Data entries —
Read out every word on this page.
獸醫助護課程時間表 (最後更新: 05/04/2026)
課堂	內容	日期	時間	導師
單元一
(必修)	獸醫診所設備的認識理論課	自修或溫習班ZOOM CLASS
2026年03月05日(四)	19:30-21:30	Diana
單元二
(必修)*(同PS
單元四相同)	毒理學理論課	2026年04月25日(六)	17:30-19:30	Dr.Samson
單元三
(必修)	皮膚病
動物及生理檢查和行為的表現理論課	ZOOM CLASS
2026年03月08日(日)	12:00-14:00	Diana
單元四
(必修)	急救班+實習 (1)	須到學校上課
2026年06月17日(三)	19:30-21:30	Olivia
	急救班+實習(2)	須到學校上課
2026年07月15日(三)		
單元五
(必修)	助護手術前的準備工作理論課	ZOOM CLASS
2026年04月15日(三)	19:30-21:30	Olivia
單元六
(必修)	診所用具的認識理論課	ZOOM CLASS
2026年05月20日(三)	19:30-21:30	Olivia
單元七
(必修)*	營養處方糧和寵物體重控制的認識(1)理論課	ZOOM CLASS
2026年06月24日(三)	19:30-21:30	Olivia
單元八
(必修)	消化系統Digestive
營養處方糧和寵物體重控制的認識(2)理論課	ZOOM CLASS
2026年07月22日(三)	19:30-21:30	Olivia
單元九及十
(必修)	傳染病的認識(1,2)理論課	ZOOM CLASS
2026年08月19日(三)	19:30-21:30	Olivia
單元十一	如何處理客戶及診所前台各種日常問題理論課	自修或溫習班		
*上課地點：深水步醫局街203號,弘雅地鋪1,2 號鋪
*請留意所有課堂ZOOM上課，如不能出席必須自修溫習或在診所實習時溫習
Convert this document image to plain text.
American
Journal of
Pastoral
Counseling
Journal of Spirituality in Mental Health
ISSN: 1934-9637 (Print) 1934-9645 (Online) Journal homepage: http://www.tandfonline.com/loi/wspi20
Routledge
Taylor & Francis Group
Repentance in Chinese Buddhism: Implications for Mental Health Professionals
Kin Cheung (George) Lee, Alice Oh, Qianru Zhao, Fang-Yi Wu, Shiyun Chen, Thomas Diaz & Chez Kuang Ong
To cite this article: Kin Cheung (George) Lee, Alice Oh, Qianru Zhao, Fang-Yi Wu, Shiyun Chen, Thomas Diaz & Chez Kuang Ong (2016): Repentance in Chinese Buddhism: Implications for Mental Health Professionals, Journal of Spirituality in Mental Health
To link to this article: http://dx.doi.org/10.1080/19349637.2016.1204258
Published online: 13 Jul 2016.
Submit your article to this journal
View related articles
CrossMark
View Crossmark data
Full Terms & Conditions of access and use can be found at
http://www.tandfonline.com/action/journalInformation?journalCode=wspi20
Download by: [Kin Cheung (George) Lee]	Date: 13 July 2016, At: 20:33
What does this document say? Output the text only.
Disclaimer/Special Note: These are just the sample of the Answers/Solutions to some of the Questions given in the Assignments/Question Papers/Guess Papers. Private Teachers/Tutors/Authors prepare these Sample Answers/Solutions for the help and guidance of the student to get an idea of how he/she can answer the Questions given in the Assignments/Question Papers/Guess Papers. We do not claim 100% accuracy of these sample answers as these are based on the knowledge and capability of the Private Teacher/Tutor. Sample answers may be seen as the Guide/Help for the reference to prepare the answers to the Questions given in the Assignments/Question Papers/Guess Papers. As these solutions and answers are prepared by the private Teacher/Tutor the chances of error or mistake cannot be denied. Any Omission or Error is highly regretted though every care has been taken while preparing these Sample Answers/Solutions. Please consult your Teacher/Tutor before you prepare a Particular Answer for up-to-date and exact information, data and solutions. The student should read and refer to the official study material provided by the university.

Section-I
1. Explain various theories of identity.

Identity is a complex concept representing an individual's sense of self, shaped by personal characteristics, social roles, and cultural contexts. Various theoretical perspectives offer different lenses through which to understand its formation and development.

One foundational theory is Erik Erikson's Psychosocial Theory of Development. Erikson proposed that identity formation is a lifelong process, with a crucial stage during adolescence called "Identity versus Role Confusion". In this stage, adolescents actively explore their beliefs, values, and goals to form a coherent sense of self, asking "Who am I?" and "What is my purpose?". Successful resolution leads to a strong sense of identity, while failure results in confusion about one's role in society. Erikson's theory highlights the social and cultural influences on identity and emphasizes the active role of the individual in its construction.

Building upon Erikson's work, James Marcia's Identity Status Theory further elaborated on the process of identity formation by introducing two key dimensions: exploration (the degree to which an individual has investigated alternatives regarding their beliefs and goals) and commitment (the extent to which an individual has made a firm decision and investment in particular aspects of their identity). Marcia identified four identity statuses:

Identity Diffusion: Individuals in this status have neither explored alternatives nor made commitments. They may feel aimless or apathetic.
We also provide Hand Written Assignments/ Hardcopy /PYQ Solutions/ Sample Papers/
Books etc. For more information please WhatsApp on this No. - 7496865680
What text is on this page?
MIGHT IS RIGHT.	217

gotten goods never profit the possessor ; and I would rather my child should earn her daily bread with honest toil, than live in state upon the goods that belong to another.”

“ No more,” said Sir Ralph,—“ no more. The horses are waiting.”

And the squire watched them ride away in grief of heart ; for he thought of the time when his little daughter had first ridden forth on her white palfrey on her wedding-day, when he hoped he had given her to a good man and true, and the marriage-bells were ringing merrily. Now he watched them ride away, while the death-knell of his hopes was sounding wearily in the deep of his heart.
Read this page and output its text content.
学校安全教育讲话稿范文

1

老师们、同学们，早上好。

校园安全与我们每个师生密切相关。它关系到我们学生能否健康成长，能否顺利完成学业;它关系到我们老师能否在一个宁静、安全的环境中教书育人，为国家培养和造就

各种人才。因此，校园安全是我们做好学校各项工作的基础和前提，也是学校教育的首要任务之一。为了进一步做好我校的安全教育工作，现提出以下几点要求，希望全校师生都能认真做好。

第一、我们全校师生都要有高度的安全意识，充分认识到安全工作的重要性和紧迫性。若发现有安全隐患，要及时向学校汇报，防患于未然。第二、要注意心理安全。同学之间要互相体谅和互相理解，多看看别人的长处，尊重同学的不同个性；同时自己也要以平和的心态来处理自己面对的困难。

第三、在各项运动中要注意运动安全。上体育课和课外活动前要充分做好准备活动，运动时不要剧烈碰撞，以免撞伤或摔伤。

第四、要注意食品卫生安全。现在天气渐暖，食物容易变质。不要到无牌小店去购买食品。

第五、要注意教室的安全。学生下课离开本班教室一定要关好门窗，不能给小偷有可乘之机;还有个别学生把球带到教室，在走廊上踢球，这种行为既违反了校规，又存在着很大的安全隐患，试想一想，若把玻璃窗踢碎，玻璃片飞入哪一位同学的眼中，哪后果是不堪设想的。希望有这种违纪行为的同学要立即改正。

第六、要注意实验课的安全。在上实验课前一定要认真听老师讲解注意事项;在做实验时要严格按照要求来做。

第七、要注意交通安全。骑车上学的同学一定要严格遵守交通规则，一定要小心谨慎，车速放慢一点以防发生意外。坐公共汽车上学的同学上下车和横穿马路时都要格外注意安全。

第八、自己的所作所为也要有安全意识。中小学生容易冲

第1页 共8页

Goal of the exercise —
Report the number of lines in the listing where the string "every" appears, and nothing besides.

Task result —
2